=== WHAT YOU NEED TO DO ===
Copy exactly the lines of the records below, starting at the line that contains "OCR this image." and continuing through the last line, both included; omit any pictures.
-- begin DATA ENTRIES --
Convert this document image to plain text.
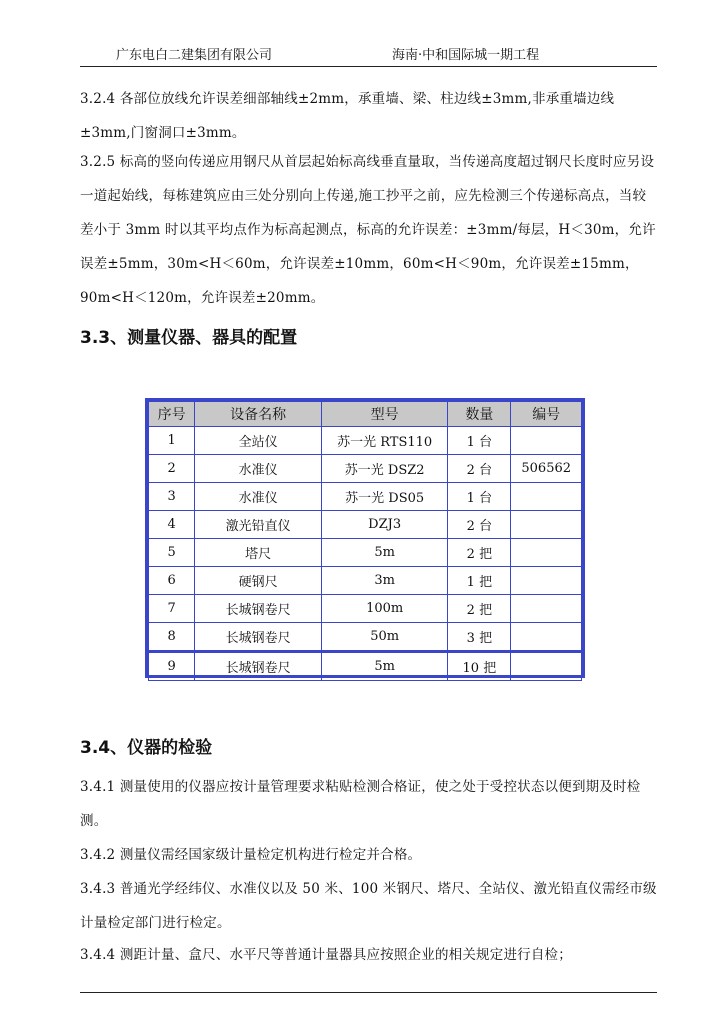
广东电白二建集团有限公司	海南·中和国际城一期工程
3.2.4 各部位放线允许误差细部轴线±2mm，承重墙、梁、柱边线±3mm,非承重墙边线±3mm,门窗洞口±3mm。
3.2.5 标高的竖向传递应用钢尺从首层起始标高线垂直量取，当传递高度超过钢尺长度时应另设一道起始线，每栋建筑应由三处分别向上传递,施工抄平之前，应先检测三个传递标高点，当较差小于 3mm 时以其平均点作为标高起测点，标高的允许误差：±3mm/每层，H＜30m，允许误差±5mm，30m<H＜60m，允许误差±10mm，60m<H＜90m，允许误差±15mm，90m<H＜120m，允许误差±20mm。
3.3、测量仪器、器具的配置
序号	设备名称	型号	数量	编号
1	全站仪	苏一光 RTS110	1 台	
2	水准仪	苏一光 DSZ2	2 台	506562
3	水准仪	苏一光 DS05	1 台	
4	激光铅直仪	DZJ3	2 台	
5	塔尺	5m	2 把	
6	硬钢尺	3m	1 把	
7	长城钢卷尺	100m	2 把	
8	长城钢卷尺	50m	3 把	
9	长城钢卷尺	5m	10 把	
3.4、仪器的检验
3.4.1 测量使用的仪器应按计量管理要求粘贴检测合格证，使之处于受控状态以便到期及时检测。
3.4.2 测量仪需经国家级计量检定机构进行检定并合格。
3.4.3 普通光学经纬仪、水准仪以及 50 米、100 米钢尺、塔尺、全站仪、激光铅直仪需经市级计量检定部门进行检定。
3.4.4 测距计量、盒尺、水平尺等普通计量器具应按照企业的相关规定进行自检；
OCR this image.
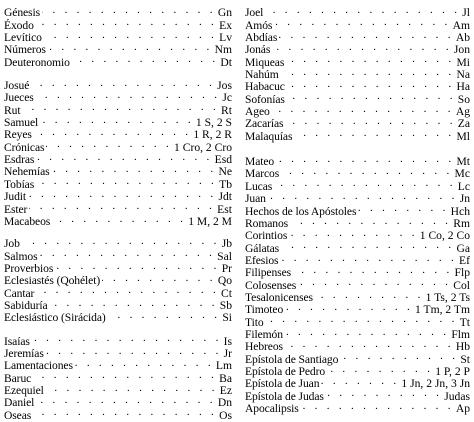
Génesis . . .	Gn
Éxodo . . .	Ex
Levítico . . .	Lv
Números . . .	Nm
Deuteronomio . . .	Dt
Josué . . .	Jos
Jueces . . .	Jc
Rut . . .	Rt
Samuel . . .	1 S, 2 S
Reyes . . .	1 R, 2 R
Crónicas . . .	1 Cro, 2 Cro
Esdras . . .	Esd
Nehemías . . .	Ne
Tobías . . .	Tb
Judit . . .	Jdt
Ester . . .	Est
Macabeos . . .	1 M, 2 M
Job . . .	Jb
Salmos . . .	Sal
Proverbios . . .	Pr
Eclesiastés (Qohélet) . . .	Qo
Cantar . . .	Ct
Sabiduría . . .	Sb
Eclesiástico (Sirácida) . . .	Si
Isaías . . .	Is
Jeremías . . .	Jr
Lamentaciones . . .	Lm
Baruc . . .	Ba
Ezequiel . . .	Ez
Daniel . . .	Dn
Oseas . . .	Os
Joel . . .	Jl
Amós . . .	Am
Abdías . . .	Ab
Jonás . . .	Jon
Miqueas . . .	Mi
Nahúm . . .	Na
Habacuc . . .	Ha
Sofonías . . .	So
Ageo . . .	Ag
Zacarías . . .	Za
Malaquías . . .	Ml
Mateo . . .	Mt
Marcos . . .	Mc
Lucas . . .	Lc
Juan . . .	Jn
Hechos de los Apóstoles . . .	Hch
Romanos . . .	Rm
Corintios . . .	1 Co, 2 Co
Gálatas . . .	Ga
Efesios . . .	Ef
Filipenses . . .	Flp
Colosenses . . .	Col
Tesalonicenses . . .	1 Ts, 2 Ts
Timoteo . . .	1 Tm, 2 Tm
Tito . . .	Tt
Filemón . . .	Flm
Hebreos . . .	Hb
Epístola de Santiago . . .	St
Epístola de Pedro . . .	1 P, 2 P
Epístola de Juan . . .	1 Jn, 2 Jn, 3 Jn
Epístola de Judas . . .	Judas
Apocalipsis . . .	Ap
-- end DATA ENTRIES --
=== PROBLEM SOLUTION ===
OCR this image.
Génesis . . .	Gn
Éxodo . . .	Ex
Levítico . . .	Lv
Números . . .	Nm
Deuteronomio . . .	Dt
Josué . . .	Jos
Jueces . . .	Jc
Rut . . .	Rt
Samuel . . .	1 S, 2 S
Reyes . . .	1 R, 2 R
Crónicas . . .	1 Cro, 2 Cro
Esdras . . .	Esd
Nehemías . . .	Ne
Tobías . . .	Tb
Judit . . .	Jdt
Ester . . .	Est
Macabeos . . .	1 M, 2 M
Job . . .	Jb
Salmos . . .	Sal
Proverbios . . .	Pr
Eclesiastés (Qohélet) . . .	Qo
Cantar . . .	Ct
Sabiduría . . .	Sb
Eclesiástico (Sirácida) . . .	Si
Isaías . . .	Is
Jeremías . . .	Jr
Lamentaciones . . .	Lm
Baruc . . .	Ba
Ezequiel . . .	Ez
Daniel . . .	Dn
Oseas . . .	Os
Joel . . .	Jl
Amós . . .	Am
Abdías . . .	Ab
Jonás . . .	Jon
Miqueas . . .	Mi
Nahúm . . .	Na
Habacuc . . .	Ha
Sofonías . . .	So
Ageo . . .	Ag
Zacarías . . .	Za
Malaquías . . .	Ml
Mateo . . .	Mt
Marcos . . .	Mc
Lucas . . .	Lc
Juan . . .	Jn
Hechos de los Apóstoles . . .	Hch
Romanos . . .	Rm
Corintios . . .	1 Co, 2 Co
Gálatas . . .	Ga
Efesios . . .	Ef
Filipenses . . .	Flp
Colosenses . . .	Col
Tesalonicenses . . .	1 Ts, 2 Ts
Timoteo . . .	1 Tm, 2 Tm
Tito . . .	Tt
Filemón . . .	Flm
Hebreos . . .	Hb
Epístola de Santiago . . .	St
Epístola de Pedro . . .	1 P, 2 P
Epístola de Juan . . .	1 Jn, 2 Jn, 3 Jn
Epístola de Judas . . .	Judas
Apocalipsis . . .	Ap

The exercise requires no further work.